[Start EXERCISE INPUT]

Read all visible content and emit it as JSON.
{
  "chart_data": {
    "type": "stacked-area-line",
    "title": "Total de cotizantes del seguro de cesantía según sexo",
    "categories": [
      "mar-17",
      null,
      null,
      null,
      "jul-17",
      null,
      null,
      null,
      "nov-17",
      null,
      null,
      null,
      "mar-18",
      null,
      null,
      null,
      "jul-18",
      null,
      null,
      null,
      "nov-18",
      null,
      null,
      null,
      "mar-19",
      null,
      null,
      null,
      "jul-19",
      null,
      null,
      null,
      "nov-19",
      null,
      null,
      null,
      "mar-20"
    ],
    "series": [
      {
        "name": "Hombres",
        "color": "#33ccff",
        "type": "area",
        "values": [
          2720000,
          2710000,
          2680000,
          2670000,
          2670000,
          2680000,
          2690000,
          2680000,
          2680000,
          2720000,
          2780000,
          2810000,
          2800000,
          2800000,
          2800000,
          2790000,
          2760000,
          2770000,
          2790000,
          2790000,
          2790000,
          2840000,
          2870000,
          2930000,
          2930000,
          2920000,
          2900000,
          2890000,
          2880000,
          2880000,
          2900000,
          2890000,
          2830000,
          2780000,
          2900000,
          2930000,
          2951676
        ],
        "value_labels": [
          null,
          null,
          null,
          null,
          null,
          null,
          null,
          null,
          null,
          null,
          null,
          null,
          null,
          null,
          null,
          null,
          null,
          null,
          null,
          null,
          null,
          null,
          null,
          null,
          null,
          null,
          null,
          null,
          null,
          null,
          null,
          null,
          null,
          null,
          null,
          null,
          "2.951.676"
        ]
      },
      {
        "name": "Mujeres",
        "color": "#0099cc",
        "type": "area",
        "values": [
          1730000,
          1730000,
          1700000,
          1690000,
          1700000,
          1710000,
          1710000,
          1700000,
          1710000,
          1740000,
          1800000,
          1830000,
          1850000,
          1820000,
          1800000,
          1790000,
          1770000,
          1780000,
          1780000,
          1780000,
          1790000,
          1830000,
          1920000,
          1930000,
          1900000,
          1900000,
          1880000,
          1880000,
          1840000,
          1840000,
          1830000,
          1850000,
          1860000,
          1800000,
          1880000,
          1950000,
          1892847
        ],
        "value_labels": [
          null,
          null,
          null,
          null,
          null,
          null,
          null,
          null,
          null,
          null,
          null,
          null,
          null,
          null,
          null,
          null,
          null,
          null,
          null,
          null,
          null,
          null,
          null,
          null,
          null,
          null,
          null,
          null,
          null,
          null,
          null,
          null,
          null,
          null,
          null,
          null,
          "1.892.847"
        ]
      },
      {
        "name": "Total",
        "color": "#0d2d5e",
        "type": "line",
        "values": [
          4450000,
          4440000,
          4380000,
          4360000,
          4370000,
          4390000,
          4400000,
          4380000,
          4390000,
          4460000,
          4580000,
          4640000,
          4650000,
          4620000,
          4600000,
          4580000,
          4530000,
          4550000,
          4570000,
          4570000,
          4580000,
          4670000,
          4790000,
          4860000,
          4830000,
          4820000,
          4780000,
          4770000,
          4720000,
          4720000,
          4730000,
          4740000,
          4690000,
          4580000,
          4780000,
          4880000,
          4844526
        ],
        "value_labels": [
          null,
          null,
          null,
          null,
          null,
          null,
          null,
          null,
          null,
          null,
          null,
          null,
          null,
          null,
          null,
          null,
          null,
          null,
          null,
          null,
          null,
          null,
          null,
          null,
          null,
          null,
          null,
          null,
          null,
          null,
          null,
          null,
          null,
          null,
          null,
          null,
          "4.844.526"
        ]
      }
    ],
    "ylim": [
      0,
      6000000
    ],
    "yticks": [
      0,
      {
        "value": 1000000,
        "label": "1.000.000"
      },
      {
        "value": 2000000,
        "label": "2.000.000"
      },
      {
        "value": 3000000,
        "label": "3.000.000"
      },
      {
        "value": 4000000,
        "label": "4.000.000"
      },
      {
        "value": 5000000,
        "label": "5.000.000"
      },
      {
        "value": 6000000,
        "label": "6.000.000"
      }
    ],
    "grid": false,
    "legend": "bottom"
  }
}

[End EXERCISE INPUT]

WHAT THE TASK ASKS =
Using the data above, copy each line that contains "color".

SOLUTION TO THIS EXERCISE =
        "color": "#33ccff",
        "color": "#0099cc",
        "color": "#0d2d5e",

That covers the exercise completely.